To do
Copy the listing below without changes, starting with its first line and continuing through the line that contains "land-cover-layer (136, 149, 706, 719)", with both of those lines included.

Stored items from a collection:
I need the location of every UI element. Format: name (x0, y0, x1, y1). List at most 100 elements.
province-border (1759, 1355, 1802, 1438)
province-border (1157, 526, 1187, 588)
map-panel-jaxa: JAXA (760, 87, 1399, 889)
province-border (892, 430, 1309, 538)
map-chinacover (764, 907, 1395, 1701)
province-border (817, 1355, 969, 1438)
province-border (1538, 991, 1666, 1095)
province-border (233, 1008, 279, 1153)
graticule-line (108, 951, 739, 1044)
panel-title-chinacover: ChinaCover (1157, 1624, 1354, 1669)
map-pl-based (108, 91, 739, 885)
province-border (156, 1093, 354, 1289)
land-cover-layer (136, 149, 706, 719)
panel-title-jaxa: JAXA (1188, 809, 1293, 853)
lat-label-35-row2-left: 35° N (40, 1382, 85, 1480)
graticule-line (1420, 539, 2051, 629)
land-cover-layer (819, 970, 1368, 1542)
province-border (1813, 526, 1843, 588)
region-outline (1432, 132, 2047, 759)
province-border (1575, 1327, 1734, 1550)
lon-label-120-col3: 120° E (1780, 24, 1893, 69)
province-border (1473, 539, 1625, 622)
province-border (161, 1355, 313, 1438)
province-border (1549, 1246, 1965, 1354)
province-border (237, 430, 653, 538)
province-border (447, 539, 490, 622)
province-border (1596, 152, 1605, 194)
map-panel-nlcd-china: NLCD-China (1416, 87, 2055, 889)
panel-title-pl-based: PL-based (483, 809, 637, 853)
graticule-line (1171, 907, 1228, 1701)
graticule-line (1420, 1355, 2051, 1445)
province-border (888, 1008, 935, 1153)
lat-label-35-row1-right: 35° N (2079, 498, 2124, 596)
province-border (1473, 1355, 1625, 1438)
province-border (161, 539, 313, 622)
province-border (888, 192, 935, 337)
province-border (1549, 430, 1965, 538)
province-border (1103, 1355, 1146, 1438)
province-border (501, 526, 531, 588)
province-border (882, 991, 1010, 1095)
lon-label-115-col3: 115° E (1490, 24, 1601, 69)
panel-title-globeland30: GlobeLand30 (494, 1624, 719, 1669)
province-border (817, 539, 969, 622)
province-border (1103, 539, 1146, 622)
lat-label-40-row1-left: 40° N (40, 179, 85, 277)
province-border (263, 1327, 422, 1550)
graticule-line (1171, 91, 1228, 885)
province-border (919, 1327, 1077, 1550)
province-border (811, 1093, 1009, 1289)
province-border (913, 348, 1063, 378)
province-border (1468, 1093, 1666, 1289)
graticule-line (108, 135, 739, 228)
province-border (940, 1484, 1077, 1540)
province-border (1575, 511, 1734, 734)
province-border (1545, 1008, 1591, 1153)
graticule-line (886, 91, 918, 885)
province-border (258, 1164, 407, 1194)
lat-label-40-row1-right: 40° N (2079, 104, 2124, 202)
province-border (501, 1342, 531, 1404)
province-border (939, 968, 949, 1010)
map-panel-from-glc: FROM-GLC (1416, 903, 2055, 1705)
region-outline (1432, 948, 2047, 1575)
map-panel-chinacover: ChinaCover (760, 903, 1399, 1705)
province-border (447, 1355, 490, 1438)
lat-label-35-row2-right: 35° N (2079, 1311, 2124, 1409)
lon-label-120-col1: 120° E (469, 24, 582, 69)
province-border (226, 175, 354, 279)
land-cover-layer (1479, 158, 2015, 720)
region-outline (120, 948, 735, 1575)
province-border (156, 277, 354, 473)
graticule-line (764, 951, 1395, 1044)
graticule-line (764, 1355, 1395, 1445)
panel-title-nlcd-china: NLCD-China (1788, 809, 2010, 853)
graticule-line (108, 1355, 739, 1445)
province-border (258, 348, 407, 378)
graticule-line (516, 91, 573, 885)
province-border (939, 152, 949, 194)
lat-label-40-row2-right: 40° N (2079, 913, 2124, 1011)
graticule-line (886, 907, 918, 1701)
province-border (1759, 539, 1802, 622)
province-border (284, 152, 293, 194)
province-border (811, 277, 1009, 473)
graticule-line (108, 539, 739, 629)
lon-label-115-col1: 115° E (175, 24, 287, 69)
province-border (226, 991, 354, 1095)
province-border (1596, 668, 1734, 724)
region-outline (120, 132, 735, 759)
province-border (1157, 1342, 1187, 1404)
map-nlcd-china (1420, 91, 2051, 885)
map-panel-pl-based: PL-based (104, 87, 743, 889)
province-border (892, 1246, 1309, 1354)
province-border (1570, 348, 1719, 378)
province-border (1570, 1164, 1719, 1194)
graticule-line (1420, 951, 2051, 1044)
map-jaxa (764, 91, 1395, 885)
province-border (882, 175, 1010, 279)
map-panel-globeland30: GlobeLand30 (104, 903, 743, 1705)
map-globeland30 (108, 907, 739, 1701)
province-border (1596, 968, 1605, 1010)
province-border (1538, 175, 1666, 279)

Exercise answer
I need the location of every UI element. Format: name (x0, y0, x1, y1). List at most 100 elements.
province-border (1759, 1355, 1802, 1438)
province-border (1157, 526, 1187, 588)
map-panel-jaxa: JAXA (760, 87, 1399, 889)
province-border (892, 430, 1309, 538)
map-chinacover (764, 907, 1395, 1701)
province-border (817, 1355, 969, 1438)
province-border (1538, 991, 1666, 1095)
province-border (233, 1008, 279, 1153)
graticule-line (108, 951, 739, 1044)
panel-title-chinacover: ChinaCover (1157, 1624, 1354, 1669)
map-pl-based (108, 91, 739, 885)
province-border (156, 1093, 354, 1289)
land-cover-layer (136, 149, 706, 719)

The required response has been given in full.